┌─ ENTRIES SHOWN

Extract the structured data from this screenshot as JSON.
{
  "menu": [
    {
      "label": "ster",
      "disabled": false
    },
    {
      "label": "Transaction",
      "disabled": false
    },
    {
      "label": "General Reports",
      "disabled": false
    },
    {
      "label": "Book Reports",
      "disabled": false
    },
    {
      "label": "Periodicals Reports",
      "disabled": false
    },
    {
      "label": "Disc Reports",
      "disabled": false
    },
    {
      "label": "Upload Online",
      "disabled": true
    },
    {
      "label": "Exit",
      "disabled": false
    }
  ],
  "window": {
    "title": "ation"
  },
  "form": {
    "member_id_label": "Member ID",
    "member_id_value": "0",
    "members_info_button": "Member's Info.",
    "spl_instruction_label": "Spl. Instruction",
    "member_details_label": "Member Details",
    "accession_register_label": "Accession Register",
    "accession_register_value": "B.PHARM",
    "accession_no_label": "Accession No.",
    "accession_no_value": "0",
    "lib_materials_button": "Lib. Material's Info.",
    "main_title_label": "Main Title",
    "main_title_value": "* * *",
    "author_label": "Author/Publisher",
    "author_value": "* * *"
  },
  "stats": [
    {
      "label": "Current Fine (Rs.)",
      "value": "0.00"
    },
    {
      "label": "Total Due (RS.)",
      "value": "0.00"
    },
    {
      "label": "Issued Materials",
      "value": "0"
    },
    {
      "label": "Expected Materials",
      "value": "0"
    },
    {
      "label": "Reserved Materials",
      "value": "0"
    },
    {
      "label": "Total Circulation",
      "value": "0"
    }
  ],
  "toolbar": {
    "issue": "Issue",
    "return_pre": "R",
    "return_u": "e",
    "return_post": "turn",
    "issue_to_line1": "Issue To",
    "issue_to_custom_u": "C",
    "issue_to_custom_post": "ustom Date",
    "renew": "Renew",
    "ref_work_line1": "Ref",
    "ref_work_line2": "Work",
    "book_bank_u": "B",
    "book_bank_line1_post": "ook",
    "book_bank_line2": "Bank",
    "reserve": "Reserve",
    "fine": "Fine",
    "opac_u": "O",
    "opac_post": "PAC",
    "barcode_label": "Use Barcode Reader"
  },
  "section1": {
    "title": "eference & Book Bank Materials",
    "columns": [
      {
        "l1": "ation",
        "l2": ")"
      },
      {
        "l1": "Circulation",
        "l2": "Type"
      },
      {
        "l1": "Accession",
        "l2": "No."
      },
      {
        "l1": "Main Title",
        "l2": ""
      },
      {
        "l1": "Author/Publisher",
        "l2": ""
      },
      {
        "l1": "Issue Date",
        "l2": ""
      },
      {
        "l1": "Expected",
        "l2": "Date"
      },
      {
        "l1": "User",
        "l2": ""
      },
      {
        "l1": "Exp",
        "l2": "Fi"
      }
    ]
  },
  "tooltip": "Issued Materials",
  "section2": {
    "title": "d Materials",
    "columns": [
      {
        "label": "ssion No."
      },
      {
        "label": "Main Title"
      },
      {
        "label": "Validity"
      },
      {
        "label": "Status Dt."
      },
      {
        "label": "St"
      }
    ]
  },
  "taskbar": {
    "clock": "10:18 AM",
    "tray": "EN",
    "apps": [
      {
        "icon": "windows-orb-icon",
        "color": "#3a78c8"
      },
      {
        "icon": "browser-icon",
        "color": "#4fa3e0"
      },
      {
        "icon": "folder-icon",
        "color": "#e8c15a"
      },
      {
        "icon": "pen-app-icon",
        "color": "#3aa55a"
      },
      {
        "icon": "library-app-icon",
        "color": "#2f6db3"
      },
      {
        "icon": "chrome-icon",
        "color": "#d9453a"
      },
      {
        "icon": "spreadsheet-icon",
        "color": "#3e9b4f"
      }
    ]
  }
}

└─

GOAL: Write out all records exactly, keeping every detail.

REPLY TO THE TASK:
Extract the structured data from this screenshot as JSON.
{
  "menu": [
    {
      "label": "ster",
      "disabled": false
    },
    {
      "label": "Transaction",
      "disabled": false
    },
    {
      "label": "General Reports",
      "disabled": false
    },
    {
      "label": "Book Reports",
      "disabled": false
    },
    {
      "label": "Periodicals Reports",
      "disabled": false
    },
    {
      "label": "Disc Reports",
      "disabled": false
    },
    {
      "label": "Upload Online",
      "disabled": true
    },
    {
      "label": "Exit",
      "disabled": false
    }
  ],
  "window": {
    "title": "ation"
  },
  "form": {
    "member_id_label": "Member ID",
    "member_id_value": "0",
    "members_info_button": "Member's Info.",
    "spl_instruction_label": "Spl. Instruction",
    "member_details_label": "Member Details",
    "accession_register_label": "Accession Register",
    "accession_register_value": "B.PHARM",
    "accession_no_label": "Accession No.",
    "accession_no_value": "0",
    "lib_materials_button": "Lib. Material's Info.",
    "main_title_label": "Main Title",
    "main_title_value": "* * *",
    "author_label": "Author/Publisher",
    "author_value": "* * *"
  },
  "stats": [
    {
      "label": "Current Fine (Rs.)",
      "value": "0.00"
    },
    {
      "label": "Total Due (RS.)",
      "value": "0.00"
    },
    {
      "label": "Issued Materials",
      "value": "0"
    },
    {
      "label": "Expected Materials",
      "value": "0"
    },
    {
      "label": "Reserved Materials",
      "value": "0"
    },
    {
      "label": "Total Circulation",
      "value": "0"
    }
  ],
  "toolbar": {
    "issue": "Issue",
    "return_pre": "R",
    "return_u": "e",
    "return_post": "turn",
    "issue_to_line1": "Issue To",
    "issue_to_custom_u": "C",
    "issue_to_custom_post": "ustom Date",
    "renew": "Renew",
    "ref_work_line1": "Ref",
    "ref_work_line2": "Work",
    "book_bank_u": "B",
    "book_bank_line1_post": "ook",
    "book_bank_line2": "Bank",
    "reserve": "Reserve",
    "fine": "Fine",
    "opac_u": "O",
    "opac_post": "PAC",
    "barcode_label": "Use Barcode Reader"
  },
  "section1": {
    "title": "eference & Book Bank Materials",
    "columns": [
      {
        "l1": "ation",
        "l2": ")"
      },
      {
        "l1": "Circulation",
        "l2": "Type"
      },
      {
        "l1": "Accession",
        "l2": "No."
      },
      {
        "l1": "Main Title",
        "l2": ""
      },
      {
        "l1": "Author/Publisher",
        "l2": ""
      },
      {
        "l1": "Issue Date",
        "l2": ""
      },
      {
        "l1": "Expected",
        "l2": "Date"
      },
      {
        "l1": "User",
        "l2": ""
      },
      {
        "l1": "Exp",
        "l2": "Fi"
      }
    ]
  },
  "tooltip": "Issued Materials",
  "section2": {
    "title": "d Materials",
    "columns": [
      {
        "label": "ssion No."
      },
      {
        "label": "Main Title"
      },
      {
        "label": "Validity"
      },
      {
        "label": "Status Dt."
      },
      {
        "label": "St"
      }
    ]
  },
  "taskbar": {
    "clock": "10:18 AM",
    "tray": "EN",
    "apps": [
      {
        "icon": "windows-orb-icon",
        "color": "#3a78c8"
      },
      {
        "icon": "browser-icon",
        "color": "#4fa3e0"
      },
      {
        "icon": "folder-icon",
        "color": "#e8c15a"
      },
      {
        "icon": "pen-app-icon",
        "color": "#3aa55a"
      },
      {
        "icon": "library-app-icon",
        "color": "#2f6db3"
      },
      {
        "icon": "chrome-icon",
        "color": "#d9453a"
      },
      {
        "icon": "spreadsheet-icon",
        "color": "#3e9b4f"
      }
    ]
  }
}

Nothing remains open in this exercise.